■ **EXERCISE**: Compile every line that includes the word "shape".
[start MATERIALS PROVIDED]
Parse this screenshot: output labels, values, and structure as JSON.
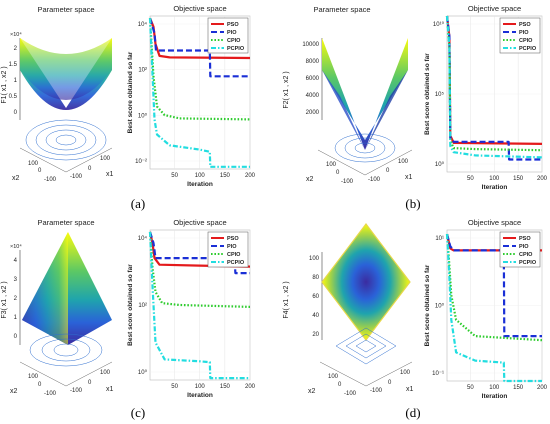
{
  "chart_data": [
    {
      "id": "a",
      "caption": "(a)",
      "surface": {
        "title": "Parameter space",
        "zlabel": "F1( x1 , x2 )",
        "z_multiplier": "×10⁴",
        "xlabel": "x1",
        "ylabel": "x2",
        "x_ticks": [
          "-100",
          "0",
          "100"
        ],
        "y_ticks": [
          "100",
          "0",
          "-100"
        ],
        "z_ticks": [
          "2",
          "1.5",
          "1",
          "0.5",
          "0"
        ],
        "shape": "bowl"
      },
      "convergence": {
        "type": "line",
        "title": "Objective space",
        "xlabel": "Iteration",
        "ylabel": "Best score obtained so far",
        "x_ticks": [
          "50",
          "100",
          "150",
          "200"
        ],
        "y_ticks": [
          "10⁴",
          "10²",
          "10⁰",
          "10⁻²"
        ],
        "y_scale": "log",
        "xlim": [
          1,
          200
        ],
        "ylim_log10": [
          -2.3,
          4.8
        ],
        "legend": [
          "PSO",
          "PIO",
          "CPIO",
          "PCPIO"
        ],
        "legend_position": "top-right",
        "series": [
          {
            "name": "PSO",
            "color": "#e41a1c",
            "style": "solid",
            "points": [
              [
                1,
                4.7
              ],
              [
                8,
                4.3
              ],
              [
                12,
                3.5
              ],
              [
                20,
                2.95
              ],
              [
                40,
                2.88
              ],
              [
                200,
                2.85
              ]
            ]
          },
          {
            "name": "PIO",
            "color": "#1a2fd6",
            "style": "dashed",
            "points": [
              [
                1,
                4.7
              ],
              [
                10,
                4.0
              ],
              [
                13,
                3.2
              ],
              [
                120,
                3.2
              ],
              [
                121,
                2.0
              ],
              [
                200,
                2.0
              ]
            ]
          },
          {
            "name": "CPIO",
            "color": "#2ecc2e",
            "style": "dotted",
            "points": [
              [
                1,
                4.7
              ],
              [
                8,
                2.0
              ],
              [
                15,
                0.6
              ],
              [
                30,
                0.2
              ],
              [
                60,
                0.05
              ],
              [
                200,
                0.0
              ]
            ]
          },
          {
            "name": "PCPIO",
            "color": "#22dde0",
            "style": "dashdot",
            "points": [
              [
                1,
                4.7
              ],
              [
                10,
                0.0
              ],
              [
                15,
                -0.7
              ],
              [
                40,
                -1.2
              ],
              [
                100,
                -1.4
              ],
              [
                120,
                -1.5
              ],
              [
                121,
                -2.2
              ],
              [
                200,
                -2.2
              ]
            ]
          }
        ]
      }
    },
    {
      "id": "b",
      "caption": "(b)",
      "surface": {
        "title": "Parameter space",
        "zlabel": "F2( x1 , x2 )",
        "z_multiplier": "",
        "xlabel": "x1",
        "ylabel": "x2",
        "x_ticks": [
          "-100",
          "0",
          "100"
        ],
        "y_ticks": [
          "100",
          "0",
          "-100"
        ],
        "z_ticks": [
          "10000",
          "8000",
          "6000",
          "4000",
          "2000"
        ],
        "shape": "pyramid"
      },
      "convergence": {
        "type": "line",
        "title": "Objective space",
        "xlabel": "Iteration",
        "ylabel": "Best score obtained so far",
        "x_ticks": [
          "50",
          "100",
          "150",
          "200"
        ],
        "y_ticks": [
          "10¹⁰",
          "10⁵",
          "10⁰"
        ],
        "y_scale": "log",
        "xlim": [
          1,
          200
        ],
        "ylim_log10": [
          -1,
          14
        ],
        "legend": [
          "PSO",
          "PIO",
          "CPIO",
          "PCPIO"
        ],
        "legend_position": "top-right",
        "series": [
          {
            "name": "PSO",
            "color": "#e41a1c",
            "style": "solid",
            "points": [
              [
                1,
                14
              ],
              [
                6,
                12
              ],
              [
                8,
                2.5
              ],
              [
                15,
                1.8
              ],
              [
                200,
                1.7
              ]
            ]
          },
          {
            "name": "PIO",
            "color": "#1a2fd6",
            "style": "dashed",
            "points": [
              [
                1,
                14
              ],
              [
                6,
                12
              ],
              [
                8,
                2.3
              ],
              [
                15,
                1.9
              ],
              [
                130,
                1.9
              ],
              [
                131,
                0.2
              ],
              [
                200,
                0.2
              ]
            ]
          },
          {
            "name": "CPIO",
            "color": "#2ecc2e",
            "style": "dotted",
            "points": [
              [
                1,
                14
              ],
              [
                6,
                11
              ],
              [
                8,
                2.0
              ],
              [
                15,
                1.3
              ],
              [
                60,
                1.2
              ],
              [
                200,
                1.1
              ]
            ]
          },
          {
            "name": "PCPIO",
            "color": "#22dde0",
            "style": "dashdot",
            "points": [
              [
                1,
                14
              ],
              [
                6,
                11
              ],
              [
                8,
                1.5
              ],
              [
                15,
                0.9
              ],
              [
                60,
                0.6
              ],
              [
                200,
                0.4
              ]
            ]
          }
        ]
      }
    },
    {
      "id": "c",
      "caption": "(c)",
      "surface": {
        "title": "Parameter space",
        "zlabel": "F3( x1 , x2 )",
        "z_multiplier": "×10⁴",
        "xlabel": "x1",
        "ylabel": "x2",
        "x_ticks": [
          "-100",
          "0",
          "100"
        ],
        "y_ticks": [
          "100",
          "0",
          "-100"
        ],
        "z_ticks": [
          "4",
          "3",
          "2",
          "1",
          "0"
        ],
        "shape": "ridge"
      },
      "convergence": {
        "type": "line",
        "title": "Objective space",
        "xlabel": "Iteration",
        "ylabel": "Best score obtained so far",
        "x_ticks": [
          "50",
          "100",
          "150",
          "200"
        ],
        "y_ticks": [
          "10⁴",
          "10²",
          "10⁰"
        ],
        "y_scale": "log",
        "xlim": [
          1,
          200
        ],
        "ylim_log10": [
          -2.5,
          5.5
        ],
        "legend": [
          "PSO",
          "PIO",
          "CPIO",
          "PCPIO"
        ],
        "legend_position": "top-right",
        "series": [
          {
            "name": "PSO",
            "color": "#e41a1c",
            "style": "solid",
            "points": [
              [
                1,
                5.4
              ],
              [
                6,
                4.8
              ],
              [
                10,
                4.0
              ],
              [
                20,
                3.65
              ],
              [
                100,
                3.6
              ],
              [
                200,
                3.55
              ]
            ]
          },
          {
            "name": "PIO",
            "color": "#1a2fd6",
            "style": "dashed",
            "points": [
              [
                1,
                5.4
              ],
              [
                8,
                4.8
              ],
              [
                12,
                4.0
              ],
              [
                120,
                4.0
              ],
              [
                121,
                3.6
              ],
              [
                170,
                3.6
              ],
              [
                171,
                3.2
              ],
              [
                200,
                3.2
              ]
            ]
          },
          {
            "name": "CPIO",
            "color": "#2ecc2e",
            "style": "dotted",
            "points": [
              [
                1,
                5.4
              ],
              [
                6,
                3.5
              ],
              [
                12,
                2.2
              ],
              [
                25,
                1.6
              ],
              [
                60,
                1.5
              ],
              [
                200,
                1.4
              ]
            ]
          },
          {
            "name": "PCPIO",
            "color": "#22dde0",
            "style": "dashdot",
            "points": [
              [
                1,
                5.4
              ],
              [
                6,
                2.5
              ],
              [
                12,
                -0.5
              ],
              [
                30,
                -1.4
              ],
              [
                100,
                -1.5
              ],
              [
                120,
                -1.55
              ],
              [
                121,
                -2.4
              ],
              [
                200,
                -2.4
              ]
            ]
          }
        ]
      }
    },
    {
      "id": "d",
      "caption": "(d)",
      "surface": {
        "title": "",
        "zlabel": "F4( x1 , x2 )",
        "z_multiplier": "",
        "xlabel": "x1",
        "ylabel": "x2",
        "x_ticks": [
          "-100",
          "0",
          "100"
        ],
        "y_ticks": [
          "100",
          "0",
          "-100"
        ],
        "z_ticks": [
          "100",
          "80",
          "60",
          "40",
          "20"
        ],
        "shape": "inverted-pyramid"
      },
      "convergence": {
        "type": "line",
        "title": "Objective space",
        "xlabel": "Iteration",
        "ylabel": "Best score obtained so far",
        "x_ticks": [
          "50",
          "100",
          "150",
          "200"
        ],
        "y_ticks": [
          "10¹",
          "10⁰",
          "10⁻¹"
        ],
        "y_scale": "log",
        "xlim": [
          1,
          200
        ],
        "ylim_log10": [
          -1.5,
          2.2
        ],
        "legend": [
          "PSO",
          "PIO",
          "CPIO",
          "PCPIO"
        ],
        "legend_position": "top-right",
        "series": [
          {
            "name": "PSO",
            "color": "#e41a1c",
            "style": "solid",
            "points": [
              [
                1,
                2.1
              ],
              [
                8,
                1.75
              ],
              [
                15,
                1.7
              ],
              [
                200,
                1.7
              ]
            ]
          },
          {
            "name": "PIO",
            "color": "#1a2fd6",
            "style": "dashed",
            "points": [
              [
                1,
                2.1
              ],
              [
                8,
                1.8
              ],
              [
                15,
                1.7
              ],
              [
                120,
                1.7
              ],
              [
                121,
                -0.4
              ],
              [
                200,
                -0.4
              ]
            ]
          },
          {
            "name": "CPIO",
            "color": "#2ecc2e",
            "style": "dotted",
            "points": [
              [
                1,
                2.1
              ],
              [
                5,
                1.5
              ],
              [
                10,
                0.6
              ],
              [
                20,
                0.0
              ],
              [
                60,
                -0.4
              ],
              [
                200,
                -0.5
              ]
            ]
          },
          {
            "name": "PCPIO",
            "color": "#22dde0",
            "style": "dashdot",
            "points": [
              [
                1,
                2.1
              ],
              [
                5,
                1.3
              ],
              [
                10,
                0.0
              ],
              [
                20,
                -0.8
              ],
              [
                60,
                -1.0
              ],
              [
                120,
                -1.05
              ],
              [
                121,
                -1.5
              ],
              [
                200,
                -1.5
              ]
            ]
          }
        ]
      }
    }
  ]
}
[end MATERIALS PROVIDED]
■ **OUTPUT OF THE EXERCISE**:
        "shape": "bowl"
        "shape": "pyramid"
        "shape": "ridge"
        "shape": "inverted-pyramid"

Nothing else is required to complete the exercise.